Set exercise |
Set down every entry again word for word, please, but skip the pictures.

(Stored entries)
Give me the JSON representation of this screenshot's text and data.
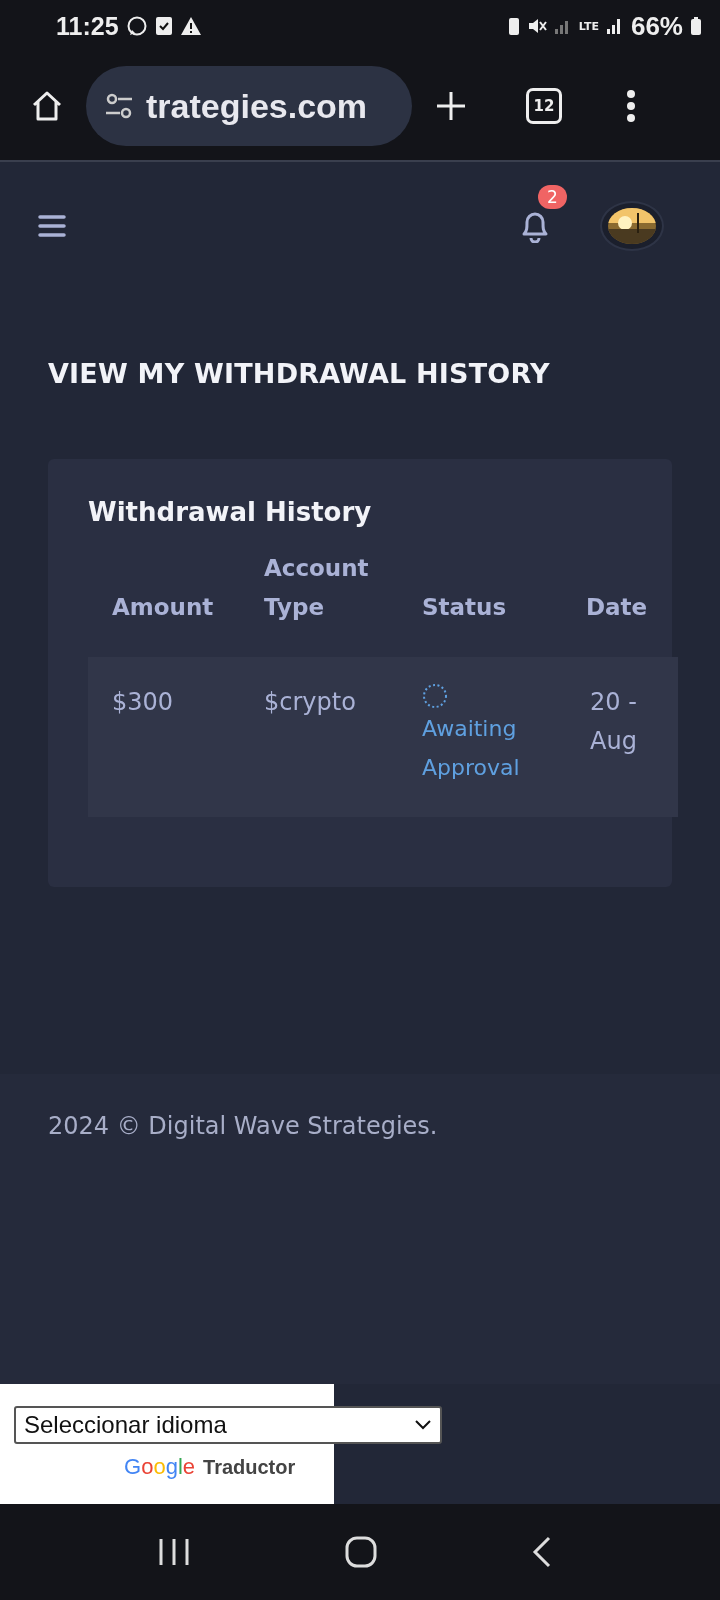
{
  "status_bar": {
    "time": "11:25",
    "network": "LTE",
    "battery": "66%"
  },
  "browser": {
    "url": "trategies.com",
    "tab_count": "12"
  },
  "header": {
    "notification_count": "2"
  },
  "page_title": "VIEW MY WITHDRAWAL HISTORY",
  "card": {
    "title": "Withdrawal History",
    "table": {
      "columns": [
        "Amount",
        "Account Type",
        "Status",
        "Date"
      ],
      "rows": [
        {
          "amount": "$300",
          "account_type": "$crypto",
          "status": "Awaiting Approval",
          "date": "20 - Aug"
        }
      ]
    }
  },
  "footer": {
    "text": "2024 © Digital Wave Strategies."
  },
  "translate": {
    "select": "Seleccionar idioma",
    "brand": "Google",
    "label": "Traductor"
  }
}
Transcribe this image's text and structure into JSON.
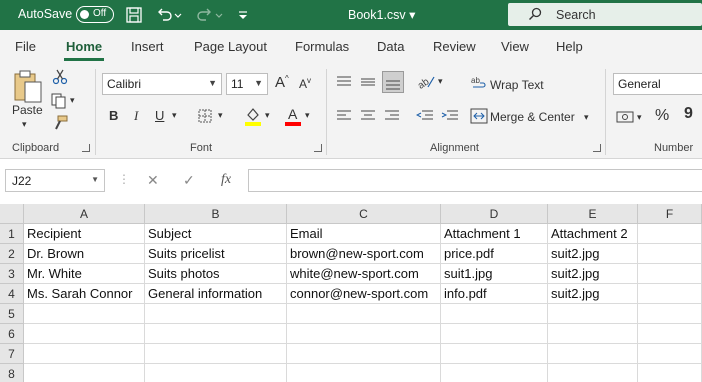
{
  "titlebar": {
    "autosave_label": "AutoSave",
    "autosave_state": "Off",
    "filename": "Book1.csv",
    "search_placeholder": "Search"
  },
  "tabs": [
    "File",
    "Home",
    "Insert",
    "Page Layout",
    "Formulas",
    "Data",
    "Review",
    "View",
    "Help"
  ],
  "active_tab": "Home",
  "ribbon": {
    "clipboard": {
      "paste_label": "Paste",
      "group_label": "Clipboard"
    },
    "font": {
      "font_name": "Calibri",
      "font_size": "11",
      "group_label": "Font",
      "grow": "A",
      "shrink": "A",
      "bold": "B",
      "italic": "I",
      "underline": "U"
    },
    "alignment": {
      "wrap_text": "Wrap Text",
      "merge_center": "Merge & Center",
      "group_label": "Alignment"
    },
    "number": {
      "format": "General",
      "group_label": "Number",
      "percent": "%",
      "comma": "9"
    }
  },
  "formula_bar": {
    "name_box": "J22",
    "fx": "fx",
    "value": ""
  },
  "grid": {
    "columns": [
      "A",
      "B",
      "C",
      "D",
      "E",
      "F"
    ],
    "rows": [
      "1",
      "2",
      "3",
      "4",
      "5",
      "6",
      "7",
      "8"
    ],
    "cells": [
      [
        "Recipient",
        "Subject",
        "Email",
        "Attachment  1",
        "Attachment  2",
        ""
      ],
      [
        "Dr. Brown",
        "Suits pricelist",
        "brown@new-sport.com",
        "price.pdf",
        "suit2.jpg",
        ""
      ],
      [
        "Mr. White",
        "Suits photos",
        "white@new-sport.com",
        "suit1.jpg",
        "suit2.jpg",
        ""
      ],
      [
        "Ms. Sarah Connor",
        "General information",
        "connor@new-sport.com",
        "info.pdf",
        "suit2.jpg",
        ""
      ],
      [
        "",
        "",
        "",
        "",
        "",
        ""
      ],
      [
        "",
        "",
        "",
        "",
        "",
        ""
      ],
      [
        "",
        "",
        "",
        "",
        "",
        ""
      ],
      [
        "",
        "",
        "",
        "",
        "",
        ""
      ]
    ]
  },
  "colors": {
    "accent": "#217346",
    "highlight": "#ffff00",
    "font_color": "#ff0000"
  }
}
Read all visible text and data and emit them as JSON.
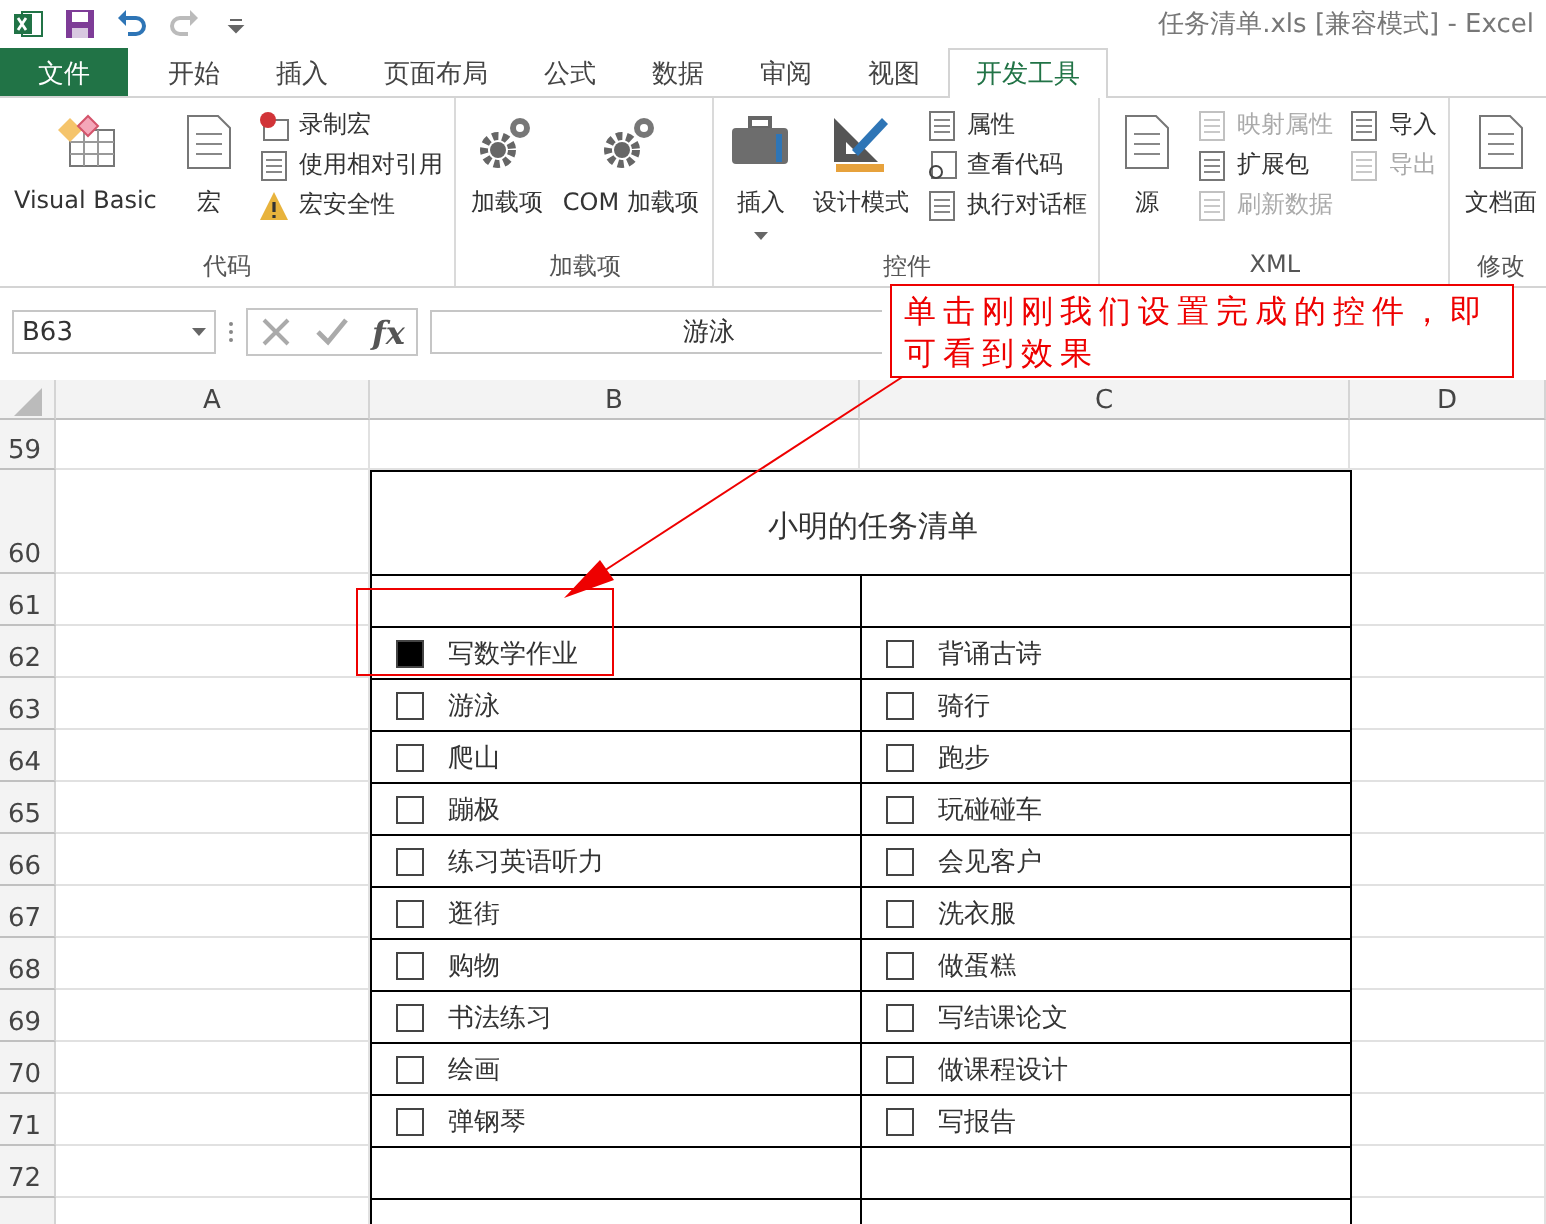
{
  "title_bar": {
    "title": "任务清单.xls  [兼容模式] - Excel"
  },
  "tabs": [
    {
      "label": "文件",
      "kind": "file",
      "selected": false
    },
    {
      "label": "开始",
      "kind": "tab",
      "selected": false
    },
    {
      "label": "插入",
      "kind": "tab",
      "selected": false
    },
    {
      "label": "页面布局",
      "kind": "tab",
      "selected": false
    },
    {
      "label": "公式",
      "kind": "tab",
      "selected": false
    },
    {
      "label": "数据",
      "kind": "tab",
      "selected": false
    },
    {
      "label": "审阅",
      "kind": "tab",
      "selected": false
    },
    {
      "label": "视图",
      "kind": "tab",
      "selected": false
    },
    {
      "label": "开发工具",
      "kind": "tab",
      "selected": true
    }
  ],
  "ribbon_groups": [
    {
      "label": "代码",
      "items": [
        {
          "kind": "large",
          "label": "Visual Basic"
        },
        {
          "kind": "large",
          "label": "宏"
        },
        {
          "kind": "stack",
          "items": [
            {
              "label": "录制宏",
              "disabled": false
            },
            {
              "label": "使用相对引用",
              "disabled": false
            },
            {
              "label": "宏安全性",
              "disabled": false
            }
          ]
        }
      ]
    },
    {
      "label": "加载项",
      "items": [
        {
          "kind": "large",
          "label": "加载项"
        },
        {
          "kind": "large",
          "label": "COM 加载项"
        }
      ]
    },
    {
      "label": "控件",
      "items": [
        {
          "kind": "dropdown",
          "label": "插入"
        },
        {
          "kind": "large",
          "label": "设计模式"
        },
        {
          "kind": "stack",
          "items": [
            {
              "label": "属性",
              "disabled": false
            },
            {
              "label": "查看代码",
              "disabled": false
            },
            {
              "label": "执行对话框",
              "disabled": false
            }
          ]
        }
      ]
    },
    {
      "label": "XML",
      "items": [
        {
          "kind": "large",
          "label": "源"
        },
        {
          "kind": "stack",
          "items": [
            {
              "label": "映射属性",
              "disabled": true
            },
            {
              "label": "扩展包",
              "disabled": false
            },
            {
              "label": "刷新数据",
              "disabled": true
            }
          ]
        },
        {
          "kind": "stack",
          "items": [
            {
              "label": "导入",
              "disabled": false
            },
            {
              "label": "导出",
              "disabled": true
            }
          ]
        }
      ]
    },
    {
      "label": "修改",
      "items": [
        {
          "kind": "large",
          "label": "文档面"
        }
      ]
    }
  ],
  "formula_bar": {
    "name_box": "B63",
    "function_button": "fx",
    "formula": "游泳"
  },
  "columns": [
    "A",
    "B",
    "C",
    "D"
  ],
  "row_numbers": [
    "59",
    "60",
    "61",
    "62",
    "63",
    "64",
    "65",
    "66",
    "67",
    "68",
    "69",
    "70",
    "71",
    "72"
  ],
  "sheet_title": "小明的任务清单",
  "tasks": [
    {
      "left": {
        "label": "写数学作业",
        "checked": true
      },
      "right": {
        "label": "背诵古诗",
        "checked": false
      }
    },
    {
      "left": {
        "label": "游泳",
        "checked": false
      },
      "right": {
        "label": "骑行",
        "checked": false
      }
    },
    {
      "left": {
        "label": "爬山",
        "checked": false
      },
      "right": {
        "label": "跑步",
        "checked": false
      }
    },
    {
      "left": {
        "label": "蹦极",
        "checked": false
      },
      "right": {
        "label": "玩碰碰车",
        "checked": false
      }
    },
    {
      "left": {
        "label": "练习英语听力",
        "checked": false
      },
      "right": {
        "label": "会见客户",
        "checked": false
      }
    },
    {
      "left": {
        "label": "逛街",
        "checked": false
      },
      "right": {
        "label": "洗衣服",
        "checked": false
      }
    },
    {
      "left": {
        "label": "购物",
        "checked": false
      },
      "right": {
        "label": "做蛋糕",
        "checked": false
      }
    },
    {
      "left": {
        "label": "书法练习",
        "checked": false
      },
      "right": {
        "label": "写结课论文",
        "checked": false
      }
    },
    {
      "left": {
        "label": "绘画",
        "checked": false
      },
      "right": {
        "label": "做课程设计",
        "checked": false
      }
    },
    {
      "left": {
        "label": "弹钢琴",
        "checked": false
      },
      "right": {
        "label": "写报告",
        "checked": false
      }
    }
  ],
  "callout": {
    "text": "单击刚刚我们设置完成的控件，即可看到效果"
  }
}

Result of the task |
Give me the JSON representation of this screenshot's text and data.
{
  "status_bar": {
    "time": "11:25",
    "network": "LTE",
    "battery": "66%"
  },
  "browser": {
    "url": "trategies.com",
    "tab_count": "12"
  },
  "header": {
    "notification_count": "2"
  },
  "page_title": "VIEW MY WITHDRAWAL HISTORY",
  "card": {
    "title": "Withdrawal History",
    "table": {
      "columns": [
        "Amount",
        "Account Type",
        "Status",
        "Date"
      ],
      "rows": [
        {
          "amount": "$300",
          "account_type": "$crypto",
          "status": "Awaiting Approval",
          "date": "20 - Aug"
        }
      ]
    }
  },
  "footer": {
    "text": "2024 © Digital Wave Strategies."
  },
  "translate": {
    "select": "Seleccionar idioma",
    "brand": "Google",
    "label": "Traductor"
  }
}
Transcribe this image's text and structure into JSON.
{
  "titlebar": {
    "autosave_label": "AutoSave",
    "autosave_state": "Off",
    "filename": "Book1.csv",
    "search_placeholder": "Search"
  },
  "tabs": [
    "File",
    "Home",
    "Insert",
    "Page Layout",
    "Formulas",
    "Data",
    "Review",
    "View",
    "Help"
  ],
  "active_tab": "Home",
  "ribbon": {
    "clipboard": {
      "paste_label": "Paste",
      "group_label": "Clipboard"
    },
    "font": {
      "font_name": "Calibri",
      "font_size": "11",
      "group_label": "Font",
      "grow": "A",
      "shrink": "A",
      "bold": "B",
      "italic": "I",
      "underline": "U"
    },
    "alignment": {
      "wrap_text": "Wrap Text",
      "merge_center": "Merge & Center",
      "group_label": "Alignment"
    },
    "number": {
      "format": "General",
      "group_label": "Number",
      "percent": "%",
      "comma": "9"
    }
  },
  "formula_bar": {
    "name_box": "J22",
    "fx": "fx",
    "value": ""
  },
  "grid": {
    "columns": [
      "A",
      "B",
      "C",
      "D",
      "E",
      "F"
    ],
    "rows": [
      "1",
      "2",
      "3",
      "4",
      "5",
      "6",
      "7",
      "8"
    ],
    "cells": [
      [
        "Recipient",
        "Subject",
        "Email",
        "Attachment  1",
        "Attachment  2",
        ""
      ],
      [
        "Dr. Brown",
        "Suits pricelist",
        "brown@new-sport.com",
        "price.pdf",
        "suit2.jpg",
        ""
      ],
      [
        "Mr. White",
        "Suits photos",
        "white@new-sport.com",
        "suit1.jpg",
        "suit2.jpg",
        ""
      ],
      [
        "Ms. Sarah Connor",
        "General information",
        "connor@new-sport.com",
        "info.pdf",
        "suit2.jpg",
        ""
      ],
      [
        "",
        "",
        "",
        "",
        "",
        ""
      ],
      [
        "",
        "",
        "",
        "",
        "",
        ""
      ],
      [
        "",
        "",
        "",
        "",
        "",
        ""
      ],
      [
        "",
        "",
        "",
        "",
        "",
        ""
      ]
    ]
  },
  "colors": {
    "accent": "#217346",
    "highlight": "#ffff00",
    "font_color": "#ff0000"
  }
}
Read all visible text and data and emit them as JSON.
{
  "title_bar": {
    "title": "任务清单.xls  [兼容模式] - Excel"
  },
  "tabs": [
    {
      "label": "文件",
      "kind": "file",
      "selected": false
    },
    {
      "label": "开始",
      "kind": "tab",
      "selected": false
    },
    {
      "label": "插入",
      "kind": "tab",
      "selected": false
    },
    {
      "label": "页面布局",
      "kind": "tab",
      "selected": false
    },
    {
      "label": "公式",
      "kind": "tab",
      "selected": false
    },
    {
      "label": "数据",
      "kind": "tab",
      "selected": false
    },
    {
      "label": "审阅",
      "kind": "tab",
      "selected": false
    },
    {
      "label": "视图",
      "kind": "tab",
      "selected": false
    },
    {
      "label": "开发工具",
      "kind": "tab",
      "selected": true
    }
  ],
  "ribbon_groups": [
    {
      "label": "代码",
      "items": [
        {
          "kind": "large",
          "label": "Visual Basic"
        },
        {
          "kind": "large",
          "label": "宏"
        },
        {
          "kind": "stack",
          "items": [
            {
              "label": "录制宏",
              "disabled": false
            },
            {
              "label": "使用相对引用",
              "disabled": false
            },
            {
              "label": "宏安全性",
              "disabled": false
            }
          ]
        }
      ]
    },
    {
      "label": "加载项",
      "items": [
        {
          "kind": "large",
          "label": "加载项"
        },
        {
          "kind": "large",
          "label": "COM 加载项"
        }
      ]
    },
    {
      "label": "控件",
      "items": [
        {
          "kind": "dropdown",
          "label": "插入"
        },
        {
          "kind": "large",
          "label": "设计模式"
        },
        {
          "kind": "stack",
          "items": [
            {
              "label": "属性",
              "disabled": false
            },
            {
              "label": "查看代码",
              "disabled": false
            },
            {
              "label": "执行对话框",
              "disabled": false
            }
          ]
        }
      ]
    },
    {
      "label": "XML",
      "items": [
        {
          "kind": "large",
          "label": "源"
        },
        {
          "kind": "stack",
          "items": [
            {
              "label": "映射属性",
              "disabled": true
            },
            {
              "label": "扩展包",
              "disabled": false
            },
            {
              "label": "刷新数据",
              "disabled": true
            }
          ]
        },
        {
          "kind": "stack",
          "items": [
            {
              "label": "导入",
              "disabled": false
            },
            {
              "label": "导出",
              "disabled": true
            }
          ]
        }
      ]
    },
    {
      "label": "修改",
      "items": [
        {
          "kind": "large",
          "label": "文档面"
        }
      ]
    }
  ],
  "formula_bar": {
    "name_box": "B63",
    "function_button": "fx",
    "formula": "游泳"
  },
  "columns": [
    "A",
    "B",
    "C",
    "D"
  ],
  "row_numbers": [
    "59",
    "60",
    "61",
    "62",
    "63",
    "64",
    "65",
    "66",
    "67",
    "68",
    "69",
    "70",
    "71",
    "72"
  ],
  "sheet_title": "小明的任务清单",
  "tasks": [
    {
      "left": {
        "label": "写数学作业",
        "checked": true
      },
      "right": {
        "label": "背诵古诗",
        "checked": false
      }
    },
    {
      "left": {
        "label": "游泳",
        "checked": false
      },
      "right": {
        "label": "骑行",
        "checked": false
      }
    },
    {
      "left": {
        "label": "爬山",
        "checked": false
      },
      "right": {
        "label": "跑步",
        "checked": false
      }
    },
    {
      "left": {
        "label": "蹦极",
        "checked": false
      },
      "right": {
        "label": "玩碰碰车",
        "checked": false
      }
    },
    {
      "left": {
        "label": "练习英语听力",
        "checked": false
      },
      "right": {
        "label": "会见客户",
        "checked": false
      }
    },
    {
      "left": {
        "label": "逛街",
        "checked": false
      },
      "right": {
        "label": "洗衣服",
        "checked": false
      }
    },
    {
      "left": {
        "label": "购物",
        "checked": false
      },
      "right": {
        "label": "做蛋糕",
        "checked": false
      }
    },
    {
      "left": {
        "label": "书法练习",
        "checked": false
      },
      "right": {
        "label": "写结课论文",
        "checked": false
      }
    },
    {
      "left": {
        "label": "绘画",
        "checked": false
      },
      "right": {
        "label": "做课程设计",
        "checked": false
      }
    },
    {
      "left": {
        "label": "弹钢琴",
        "checked": false
      },
      "right": {
        "label": "写报告",
        "checked": false
      }
    }
  ],
  "callout": {
    "text": "单击刚刚我们设置完成的控件，即可看到效果"
  }
}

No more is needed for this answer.